Go through the entries one line at a time, and gather every line that has the word "Conan".
++++++
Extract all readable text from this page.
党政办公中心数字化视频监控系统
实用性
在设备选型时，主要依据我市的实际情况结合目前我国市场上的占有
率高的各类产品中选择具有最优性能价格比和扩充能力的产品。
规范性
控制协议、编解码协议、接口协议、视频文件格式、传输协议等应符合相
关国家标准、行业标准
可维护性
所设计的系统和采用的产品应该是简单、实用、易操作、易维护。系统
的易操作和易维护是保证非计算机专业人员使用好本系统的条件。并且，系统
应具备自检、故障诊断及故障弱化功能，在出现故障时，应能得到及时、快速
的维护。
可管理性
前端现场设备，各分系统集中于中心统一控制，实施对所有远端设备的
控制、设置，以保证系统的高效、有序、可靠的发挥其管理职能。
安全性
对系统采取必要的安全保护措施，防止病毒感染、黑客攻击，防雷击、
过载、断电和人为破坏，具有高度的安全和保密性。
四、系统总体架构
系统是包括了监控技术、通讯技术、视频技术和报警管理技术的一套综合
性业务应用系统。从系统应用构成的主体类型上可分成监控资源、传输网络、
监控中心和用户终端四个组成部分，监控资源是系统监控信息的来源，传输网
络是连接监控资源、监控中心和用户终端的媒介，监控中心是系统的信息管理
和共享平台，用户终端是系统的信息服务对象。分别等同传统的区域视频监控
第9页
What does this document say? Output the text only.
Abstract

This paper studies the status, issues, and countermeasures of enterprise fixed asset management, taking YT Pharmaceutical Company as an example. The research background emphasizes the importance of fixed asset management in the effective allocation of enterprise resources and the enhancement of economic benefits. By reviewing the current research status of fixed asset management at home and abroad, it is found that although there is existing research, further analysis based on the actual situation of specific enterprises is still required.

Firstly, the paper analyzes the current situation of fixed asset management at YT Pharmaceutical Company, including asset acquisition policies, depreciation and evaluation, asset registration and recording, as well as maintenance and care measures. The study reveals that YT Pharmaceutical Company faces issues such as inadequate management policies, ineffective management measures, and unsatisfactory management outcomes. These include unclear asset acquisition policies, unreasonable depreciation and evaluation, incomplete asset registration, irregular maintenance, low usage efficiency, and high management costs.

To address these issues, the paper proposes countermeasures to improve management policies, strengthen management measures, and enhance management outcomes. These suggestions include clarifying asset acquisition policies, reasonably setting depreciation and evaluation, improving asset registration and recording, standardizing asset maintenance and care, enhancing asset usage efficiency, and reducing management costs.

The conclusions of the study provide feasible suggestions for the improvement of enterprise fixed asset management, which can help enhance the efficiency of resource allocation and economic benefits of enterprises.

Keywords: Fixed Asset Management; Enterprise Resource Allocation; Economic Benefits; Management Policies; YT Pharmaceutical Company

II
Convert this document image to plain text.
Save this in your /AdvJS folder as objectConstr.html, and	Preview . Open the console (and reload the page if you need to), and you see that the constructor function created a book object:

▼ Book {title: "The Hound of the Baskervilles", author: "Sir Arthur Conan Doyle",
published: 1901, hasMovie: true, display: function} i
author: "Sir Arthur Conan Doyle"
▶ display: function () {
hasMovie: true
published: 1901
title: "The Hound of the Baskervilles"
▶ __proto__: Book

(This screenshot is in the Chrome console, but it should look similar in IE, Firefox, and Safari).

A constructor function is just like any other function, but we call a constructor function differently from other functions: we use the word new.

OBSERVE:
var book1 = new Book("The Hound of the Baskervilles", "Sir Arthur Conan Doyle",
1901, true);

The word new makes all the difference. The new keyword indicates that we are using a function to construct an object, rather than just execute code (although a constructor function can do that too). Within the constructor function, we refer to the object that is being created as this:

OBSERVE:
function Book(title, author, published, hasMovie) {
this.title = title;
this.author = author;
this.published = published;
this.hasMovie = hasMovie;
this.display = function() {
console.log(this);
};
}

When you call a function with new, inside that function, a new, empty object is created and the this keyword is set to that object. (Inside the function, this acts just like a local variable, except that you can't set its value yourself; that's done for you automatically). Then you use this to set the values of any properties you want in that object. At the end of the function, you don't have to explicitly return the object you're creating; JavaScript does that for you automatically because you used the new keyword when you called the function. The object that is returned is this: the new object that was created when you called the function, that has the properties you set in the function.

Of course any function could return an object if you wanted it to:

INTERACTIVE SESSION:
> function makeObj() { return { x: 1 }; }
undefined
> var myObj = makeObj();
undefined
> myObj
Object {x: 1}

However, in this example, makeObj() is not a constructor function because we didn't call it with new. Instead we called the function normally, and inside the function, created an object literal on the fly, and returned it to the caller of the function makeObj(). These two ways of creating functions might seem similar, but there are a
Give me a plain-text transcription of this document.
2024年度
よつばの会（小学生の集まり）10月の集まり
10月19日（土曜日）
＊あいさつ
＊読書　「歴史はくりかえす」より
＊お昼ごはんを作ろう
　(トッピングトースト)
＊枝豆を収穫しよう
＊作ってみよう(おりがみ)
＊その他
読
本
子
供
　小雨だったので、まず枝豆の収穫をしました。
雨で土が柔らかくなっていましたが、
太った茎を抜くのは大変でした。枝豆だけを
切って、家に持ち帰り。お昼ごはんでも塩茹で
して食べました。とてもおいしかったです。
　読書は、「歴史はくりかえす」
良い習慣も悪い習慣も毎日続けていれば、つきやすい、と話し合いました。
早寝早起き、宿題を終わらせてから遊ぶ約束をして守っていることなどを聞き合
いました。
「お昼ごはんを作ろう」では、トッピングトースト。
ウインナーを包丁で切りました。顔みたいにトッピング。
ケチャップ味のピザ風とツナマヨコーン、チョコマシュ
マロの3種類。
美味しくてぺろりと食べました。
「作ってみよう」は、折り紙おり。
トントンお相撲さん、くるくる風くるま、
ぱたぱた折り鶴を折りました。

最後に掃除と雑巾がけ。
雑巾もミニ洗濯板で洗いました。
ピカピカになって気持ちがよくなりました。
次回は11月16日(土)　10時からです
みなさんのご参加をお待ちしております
++++++
## RESPONSE:
▼ Book {title: "The Hound of the Baskervilles", author: "Sir Arthur Conan Doyle",
author: "Sir Arthur Conan Doyle"
var book1 = new Book("The Hound of the Baskervilles", "Sir Arthur Conan Doyle",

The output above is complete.